Texte étudié »
La France est une République laïque, c’est à dire qu’elle ne reconnait, ni ne subventionne aucun culte, et qu’elle assure la neutralité de l’espace public, malgré quelques exceptions définies dans la Loi. Pendant des dizaines d’années, la République a mené une « guerre » idéologique contre l’Église catholique, qu’elle a fini par remporter. Aujourd’hui, elle recommence contre les musulmans de France, et c’est normal ! Relisons notre histoire !
Notre problème est que nous mélangeons la guerre idéologique et culturelle que mène (relativement mollement) la République contre la montée de l’islamisme, les horaires séparés dans les piscines, la généralisation du halal, les prières de rue… Avec la guerre militaire que la France conduit quasiment exclusivement contre des islamistes, que ce soit en Afrique (Mali…) ou au Moyen-Orient (Syrie, Irak…), donc contre des musulmans qui se réclament comme tels.
Qu’on le veuille ou non, il existe un sentiment communautaire dans l’islam, qui n’existe plus dans les autres religions, et qui se traduit par une empathie pour les Palestiniens ou les Rohingyas, lesquels sont persécutés par le vilain méchant Occident. Donc déjà, il y a des musulmans en France qui ont l’impression qu’on leur fait la guerre ; quand dans l’esprit de la République, il n’y a que cette idée d’aller faire la guerre aux islamistes qui ne seraient pas musulmans.
Aujourd’hui, les musulmans sont désormais quasiment les seuls à tenter de faire bouger les lignes de la laïcité. Dans un autre domaine, les musulmans, même si ce ne sont que des islamistes, sont les seuls à commettre des attentats. Et enfin, il n’y a pas les condamnations attendues de ces actes, par les musulmans mêmes, en tant que l’islam n’est pas structuré à un niveau national. Il y a donc une perception globale qui tend à créer un climat de conflit.
Oui, il y a une guerre aux musulmans en tant que c’est une guerre aux islamistes. Oui, il y a une diabolisation de l’islam en tant qu’elle est une religion dynamique qui effraie en voulant revenir sur certains acquis de la laïcité. Or, la République n’assume plus, en tant qu’elle est dans une démarche repentante d’une oppression des musulmans à l’époque coloniale. Et qu’elle ne peut apporter qu’une réponse sociale à un problème religieux.

Enregistrements fournis »
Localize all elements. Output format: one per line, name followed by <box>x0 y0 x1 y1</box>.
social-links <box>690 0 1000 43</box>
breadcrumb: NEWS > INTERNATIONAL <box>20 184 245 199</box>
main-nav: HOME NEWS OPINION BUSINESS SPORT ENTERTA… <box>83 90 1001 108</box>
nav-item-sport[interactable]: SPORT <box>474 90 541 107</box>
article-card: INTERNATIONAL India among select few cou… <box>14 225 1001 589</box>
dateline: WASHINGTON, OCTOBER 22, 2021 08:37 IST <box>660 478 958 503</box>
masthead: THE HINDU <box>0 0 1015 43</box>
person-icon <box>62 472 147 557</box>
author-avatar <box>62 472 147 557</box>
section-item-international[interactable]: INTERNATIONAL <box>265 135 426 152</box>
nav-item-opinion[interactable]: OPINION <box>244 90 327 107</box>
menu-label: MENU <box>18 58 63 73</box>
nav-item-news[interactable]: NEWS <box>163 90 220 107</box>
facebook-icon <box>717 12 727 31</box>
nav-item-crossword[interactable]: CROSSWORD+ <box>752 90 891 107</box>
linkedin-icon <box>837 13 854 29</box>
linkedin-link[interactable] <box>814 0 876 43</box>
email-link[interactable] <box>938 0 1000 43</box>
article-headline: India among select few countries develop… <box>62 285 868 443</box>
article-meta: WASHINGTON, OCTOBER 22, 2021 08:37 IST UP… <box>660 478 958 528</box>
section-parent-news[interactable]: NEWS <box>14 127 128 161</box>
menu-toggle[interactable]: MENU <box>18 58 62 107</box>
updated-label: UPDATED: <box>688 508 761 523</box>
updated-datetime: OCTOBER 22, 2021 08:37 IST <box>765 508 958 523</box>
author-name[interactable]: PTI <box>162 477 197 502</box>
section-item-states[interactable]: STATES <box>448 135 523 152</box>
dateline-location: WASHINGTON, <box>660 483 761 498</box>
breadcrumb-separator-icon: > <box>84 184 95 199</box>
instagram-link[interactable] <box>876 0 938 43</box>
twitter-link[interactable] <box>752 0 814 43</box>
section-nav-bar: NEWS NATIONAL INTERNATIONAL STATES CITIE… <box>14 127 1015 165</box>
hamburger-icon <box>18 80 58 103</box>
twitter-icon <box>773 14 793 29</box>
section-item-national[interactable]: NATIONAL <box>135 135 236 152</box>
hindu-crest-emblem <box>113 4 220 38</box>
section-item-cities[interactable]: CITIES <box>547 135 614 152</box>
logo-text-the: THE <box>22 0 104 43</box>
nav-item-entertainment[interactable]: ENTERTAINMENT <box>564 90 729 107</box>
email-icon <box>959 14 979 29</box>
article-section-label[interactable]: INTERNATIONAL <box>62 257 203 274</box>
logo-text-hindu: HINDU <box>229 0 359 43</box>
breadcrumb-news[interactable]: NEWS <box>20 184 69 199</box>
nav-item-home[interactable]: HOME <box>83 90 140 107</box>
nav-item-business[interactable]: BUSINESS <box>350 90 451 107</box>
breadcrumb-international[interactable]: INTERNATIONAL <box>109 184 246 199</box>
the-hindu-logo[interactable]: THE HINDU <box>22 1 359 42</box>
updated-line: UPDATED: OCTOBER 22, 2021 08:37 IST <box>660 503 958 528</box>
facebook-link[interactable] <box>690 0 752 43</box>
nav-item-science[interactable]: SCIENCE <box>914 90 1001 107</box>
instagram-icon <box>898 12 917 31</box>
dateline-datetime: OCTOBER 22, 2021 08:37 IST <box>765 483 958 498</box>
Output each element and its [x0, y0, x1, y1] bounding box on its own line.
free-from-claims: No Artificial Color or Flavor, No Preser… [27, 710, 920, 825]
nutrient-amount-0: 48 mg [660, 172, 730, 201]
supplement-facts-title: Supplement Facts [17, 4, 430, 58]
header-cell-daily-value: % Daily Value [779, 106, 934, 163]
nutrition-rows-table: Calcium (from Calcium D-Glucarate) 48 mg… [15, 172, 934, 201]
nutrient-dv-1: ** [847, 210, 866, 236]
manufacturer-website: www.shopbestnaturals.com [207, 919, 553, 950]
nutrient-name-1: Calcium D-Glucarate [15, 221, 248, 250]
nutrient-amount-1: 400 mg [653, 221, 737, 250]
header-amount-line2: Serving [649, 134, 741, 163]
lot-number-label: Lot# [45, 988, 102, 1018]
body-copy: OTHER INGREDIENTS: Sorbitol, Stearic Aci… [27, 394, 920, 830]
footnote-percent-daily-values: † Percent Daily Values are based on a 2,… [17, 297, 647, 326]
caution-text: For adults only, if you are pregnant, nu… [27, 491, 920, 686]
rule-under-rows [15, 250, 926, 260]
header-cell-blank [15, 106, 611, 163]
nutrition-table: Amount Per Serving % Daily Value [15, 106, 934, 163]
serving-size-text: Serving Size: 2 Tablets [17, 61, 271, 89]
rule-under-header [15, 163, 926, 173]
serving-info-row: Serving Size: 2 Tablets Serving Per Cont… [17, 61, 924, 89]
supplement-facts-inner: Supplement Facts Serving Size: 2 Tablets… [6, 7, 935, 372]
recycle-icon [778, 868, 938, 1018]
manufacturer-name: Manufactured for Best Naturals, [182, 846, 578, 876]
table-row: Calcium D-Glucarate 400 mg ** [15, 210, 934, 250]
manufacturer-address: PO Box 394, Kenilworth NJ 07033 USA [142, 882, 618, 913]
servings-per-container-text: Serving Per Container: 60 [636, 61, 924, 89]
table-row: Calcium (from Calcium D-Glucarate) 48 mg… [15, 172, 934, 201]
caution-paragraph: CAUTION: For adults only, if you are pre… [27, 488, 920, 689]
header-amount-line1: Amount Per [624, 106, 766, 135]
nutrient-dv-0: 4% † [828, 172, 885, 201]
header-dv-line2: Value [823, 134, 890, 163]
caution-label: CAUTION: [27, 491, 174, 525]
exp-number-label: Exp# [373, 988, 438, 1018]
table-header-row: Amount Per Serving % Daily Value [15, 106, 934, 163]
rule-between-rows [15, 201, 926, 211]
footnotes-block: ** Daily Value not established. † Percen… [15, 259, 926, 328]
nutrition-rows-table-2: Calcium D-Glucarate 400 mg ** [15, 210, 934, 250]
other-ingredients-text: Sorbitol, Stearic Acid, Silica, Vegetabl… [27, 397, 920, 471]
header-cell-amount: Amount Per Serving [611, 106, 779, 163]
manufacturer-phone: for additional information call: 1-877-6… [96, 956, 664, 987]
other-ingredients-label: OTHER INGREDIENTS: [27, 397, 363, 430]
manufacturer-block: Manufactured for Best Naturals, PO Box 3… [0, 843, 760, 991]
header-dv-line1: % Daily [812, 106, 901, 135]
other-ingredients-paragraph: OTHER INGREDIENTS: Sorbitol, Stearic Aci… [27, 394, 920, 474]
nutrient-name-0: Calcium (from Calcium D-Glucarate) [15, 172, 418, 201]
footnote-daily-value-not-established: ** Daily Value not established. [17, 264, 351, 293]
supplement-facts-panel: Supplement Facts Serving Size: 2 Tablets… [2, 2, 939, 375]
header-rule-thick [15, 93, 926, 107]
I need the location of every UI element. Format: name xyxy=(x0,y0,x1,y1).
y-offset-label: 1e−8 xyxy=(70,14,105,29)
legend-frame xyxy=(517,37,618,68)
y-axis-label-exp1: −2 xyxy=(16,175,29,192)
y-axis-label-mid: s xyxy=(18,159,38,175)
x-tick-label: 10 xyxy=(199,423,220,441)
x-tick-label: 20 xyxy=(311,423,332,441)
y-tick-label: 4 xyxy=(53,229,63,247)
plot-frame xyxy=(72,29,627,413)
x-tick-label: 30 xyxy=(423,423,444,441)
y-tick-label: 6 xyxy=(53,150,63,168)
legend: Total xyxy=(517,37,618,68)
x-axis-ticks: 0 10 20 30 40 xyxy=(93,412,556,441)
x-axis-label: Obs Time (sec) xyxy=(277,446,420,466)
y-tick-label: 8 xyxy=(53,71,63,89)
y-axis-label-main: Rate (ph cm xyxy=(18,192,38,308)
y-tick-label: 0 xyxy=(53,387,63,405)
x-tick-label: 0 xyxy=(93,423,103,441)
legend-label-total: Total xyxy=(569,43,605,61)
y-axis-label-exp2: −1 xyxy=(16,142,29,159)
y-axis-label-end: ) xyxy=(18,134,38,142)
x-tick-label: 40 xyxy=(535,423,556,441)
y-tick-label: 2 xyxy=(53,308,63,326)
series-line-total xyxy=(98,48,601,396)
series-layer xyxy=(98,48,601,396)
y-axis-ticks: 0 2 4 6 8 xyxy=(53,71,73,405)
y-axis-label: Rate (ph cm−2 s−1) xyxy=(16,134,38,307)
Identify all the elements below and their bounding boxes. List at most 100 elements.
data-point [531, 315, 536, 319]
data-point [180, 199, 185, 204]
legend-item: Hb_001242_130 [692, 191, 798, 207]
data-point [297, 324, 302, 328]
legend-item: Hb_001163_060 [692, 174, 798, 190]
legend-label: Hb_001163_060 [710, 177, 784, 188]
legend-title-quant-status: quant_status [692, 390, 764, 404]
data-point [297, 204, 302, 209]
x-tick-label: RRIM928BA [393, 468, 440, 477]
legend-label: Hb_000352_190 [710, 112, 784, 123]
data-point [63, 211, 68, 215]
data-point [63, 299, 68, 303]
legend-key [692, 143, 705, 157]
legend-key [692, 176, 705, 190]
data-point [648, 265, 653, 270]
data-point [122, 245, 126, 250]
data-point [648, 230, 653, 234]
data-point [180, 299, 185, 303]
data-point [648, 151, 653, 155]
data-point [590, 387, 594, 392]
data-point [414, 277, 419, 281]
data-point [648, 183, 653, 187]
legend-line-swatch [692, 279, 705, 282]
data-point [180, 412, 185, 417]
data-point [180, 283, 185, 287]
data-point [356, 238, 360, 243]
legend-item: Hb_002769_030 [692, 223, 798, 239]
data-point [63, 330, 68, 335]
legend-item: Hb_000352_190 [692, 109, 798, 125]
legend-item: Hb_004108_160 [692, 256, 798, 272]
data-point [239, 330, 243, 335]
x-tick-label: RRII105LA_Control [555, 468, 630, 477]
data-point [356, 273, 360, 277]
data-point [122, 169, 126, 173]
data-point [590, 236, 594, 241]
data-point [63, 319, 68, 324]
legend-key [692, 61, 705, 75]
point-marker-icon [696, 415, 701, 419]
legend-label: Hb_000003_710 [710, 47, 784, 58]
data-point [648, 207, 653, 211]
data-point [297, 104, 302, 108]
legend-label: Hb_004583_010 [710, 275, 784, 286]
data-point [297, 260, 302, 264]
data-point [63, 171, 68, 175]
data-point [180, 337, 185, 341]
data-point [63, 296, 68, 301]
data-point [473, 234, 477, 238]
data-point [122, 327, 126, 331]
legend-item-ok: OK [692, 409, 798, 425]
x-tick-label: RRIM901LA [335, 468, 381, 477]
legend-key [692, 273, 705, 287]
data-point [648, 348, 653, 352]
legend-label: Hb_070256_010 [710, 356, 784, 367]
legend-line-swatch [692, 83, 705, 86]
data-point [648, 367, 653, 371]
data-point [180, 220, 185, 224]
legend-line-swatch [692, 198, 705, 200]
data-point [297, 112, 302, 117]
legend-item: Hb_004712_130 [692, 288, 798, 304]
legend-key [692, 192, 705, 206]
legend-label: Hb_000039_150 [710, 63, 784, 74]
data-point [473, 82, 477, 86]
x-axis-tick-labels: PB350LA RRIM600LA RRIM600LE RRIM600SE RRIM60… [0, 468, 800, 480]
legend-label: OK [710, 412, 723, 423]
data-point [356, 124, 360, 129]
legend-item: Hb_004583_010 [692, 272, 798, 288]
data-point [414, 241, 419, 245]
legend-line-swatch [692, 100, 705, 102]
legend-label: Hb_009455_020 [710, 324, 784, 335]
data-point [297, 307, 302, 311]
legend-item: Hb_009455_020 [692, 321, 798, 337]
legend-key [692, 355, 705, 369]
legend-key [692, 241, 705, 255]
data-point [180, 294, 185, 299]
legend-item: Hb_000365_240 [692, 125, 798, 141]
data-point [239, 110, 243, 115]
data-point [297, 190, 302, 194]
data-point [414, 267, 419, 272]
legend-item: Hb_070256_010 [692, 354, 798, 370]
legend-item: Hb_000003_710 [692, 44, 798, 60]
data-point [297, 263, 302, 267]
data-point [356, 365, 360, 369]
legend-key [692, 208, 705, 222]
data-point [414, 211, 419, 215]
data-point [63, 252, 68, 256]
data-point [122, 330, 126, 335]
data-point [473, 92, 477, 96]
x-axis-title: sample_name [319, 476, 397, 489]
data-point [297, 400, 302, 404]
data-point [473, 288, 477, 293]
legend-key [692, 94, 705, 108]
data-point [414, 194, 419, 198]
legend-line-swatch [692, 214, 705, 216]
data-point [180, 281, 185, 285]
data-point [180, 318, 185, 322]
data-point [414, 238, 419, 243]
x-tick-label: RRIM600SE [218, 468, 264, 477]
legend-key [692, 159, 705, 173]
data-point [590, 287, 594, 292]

Travail demandé » Recopiez à l'identique le passage du texte sur la laïcité qui commence par « Oui, il y a une guerre » et se poursuit jusqu'à « un problème religieux. ».

Corrigé proposé »
Oui, il y a une guerre aux musulmans en tant que c’est une guerre aux islamistes. Oui, il y a une diabolisation de l’islam en tant qu’elle est une religion dynamique qui effraie en voulant revenir sur certains acquis de la laïcité. Or, la République n’assume plus, en tant qu’elle est dans une démarche repentante d’une oppression des musulmans à l’époque coloniale. Et qu’elle ne peut apporter qu’une réponse sociale à un problème religieux.